What to do: Go through the records underneath and write each one out again exactly.

===

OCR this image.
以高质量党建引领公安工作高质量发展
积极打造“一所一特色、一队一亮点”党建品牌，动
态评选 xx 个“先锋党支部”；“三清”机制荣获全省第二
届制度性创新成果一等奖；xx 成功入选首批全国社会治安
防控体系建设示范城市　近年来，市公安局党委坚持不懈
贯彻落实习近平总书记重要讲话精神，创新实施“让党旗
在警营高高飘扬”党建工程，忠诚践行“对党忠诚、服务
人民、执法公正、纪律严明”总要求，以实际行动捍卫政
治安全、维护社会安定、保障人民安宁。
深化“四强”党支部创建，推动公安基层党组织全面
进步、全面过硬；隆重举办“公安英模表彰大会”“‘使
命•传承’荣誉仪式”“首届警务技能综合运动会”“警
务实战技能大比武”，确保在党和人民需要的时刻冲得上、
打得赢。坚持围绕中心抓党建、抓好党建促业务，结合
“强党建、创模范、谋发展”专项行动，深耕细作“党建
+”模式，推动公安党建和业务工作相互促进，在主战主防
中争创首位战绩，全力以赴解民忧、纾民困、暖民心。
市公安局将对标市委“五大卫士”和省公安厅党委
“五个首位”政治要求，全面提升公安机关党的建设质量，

===

Answer to this exercise:
OCR this image.
以高质量党建引领公安工作高质量发展
积极打造“一所一特色、一队一亮点”党建品牌，动
态评选 xx 个“先锋党支部”；“三清”机制荣获全省第二
届制度性创新成果一等奖；xx 成功入选首批全国社会治安
防控体系建设示范城市　近年来，市公安局党委坚持不懈
贯彻落实习近平总书记重要讲话精神，创新实施“让党旗
在警营高高飘扬”党建工程，忠诚践行“对党忠诚、服务
人民、执法公正、纪律严明”总要求，以实际行动捍卫政
治安全、维护社会安定、保障人民安宁。
深化“四强”党支部创建，推动公安基层党组织全面
进步、全面过硬；隆重举办“公安英模表彰大会”“‘使
命•传承’荣誉仪式”“首届警务技能综合运动会”“警
务实战技能大比武”，确保在党和人民需要的时刻冲得上、
打得赢。坚持围绕中心抓党建、抓好党建促业务，结合
“强党建、创模范、谋发展”专项行动，深耕细作“党建
+”模式，推动公安党建和业务工作相互促进，在主战主防
中争创首位战绩，全力以赴解民忧、纾民困、暖民心。
市公安局将对标市委“五大卫士”和省公安厅党委
“五个首位”政治要求，全面提升公安机关党的建设质量，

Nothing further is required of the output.